[Direction] Pull every line containing "given" out of the material below.

[Dataset entries]
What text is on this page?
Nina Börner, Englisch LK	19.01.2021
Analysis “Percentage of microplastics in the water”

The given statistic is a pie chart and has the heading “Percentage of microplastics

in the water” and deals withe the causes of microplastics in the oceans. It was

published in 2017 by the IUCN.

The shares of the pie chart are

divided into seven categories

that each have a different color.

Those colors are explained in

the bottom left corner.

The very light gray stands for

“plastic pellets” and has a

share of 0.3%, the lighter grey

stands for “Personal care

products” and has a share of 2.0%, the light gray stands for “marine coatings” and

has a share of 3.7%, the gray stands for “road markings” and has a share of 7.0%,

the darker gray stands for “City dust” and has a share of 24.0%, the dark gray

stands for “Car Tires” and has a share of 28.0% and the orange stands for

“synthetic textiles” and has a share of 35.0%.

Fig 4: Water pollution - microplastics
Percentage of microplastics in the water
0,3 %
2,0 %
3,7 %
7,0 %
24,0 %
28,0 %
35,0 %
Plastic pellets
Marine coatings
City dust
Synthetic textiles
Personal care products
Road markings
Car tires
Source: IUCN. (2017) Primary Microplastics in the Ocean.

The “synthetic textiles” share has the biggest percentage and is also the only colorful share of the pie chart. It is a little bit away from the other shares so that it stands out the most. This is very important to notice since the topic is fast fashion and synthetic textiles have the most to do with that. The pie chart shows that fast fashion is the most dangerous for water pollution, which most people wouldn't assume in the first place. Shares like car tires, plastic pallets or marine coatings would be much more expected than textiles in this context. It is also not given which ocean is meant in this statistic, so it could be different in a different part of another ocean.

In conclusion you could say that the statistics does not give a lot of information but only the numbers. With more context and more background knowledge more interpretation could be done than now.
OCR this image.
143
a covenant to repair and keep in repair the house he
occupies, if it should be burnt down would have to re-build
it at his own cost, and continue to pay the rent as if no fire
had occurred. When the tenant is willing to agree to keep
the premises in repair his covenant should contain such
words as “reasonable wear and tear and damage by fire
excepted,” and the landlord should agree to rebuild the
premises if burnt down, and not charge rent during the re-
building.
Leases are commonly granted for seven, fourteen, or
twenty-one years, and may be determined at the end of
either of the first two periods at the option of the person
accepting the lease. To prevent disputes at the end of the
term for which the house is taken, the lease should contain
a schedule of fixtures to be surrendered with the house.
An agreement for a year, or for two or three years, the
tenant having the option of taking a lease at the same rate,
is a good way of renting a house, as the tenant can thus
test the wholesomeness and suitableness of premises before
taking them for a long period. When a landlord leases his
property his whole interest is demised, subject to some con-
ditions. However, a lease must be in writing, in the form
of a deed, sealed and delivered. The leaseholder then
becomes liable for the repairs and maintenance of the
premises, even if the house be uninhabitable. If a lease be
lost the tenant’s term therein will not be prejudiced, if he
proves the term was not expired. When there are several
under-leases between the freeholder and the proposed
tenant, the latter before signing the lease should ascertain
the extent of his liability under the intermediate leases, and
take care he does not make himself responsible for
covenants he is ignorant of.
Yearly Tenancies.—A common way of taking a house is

[Reply to the task]
The given statistic is a pie chart and has the heading “Percentage of microplastics
The “synthetic textiles” share has the biggest percentage and is also the only colorful share of the pie chart. It is a little bit away from the other shares so that it stands out the most. This is very important to notice since the topic is fast fashion and synthetic textiles have the most to do with that. The pie chart shows that fast fashion is the most dangerous for water pollution, which most people wouldn't assume in the first place. Shares like car tires, plastic pallets or marine coatings would be much more expected than textiles in this context. It is also not given which ocean is meant in this statistic, so it could be different in a different part of another ocean.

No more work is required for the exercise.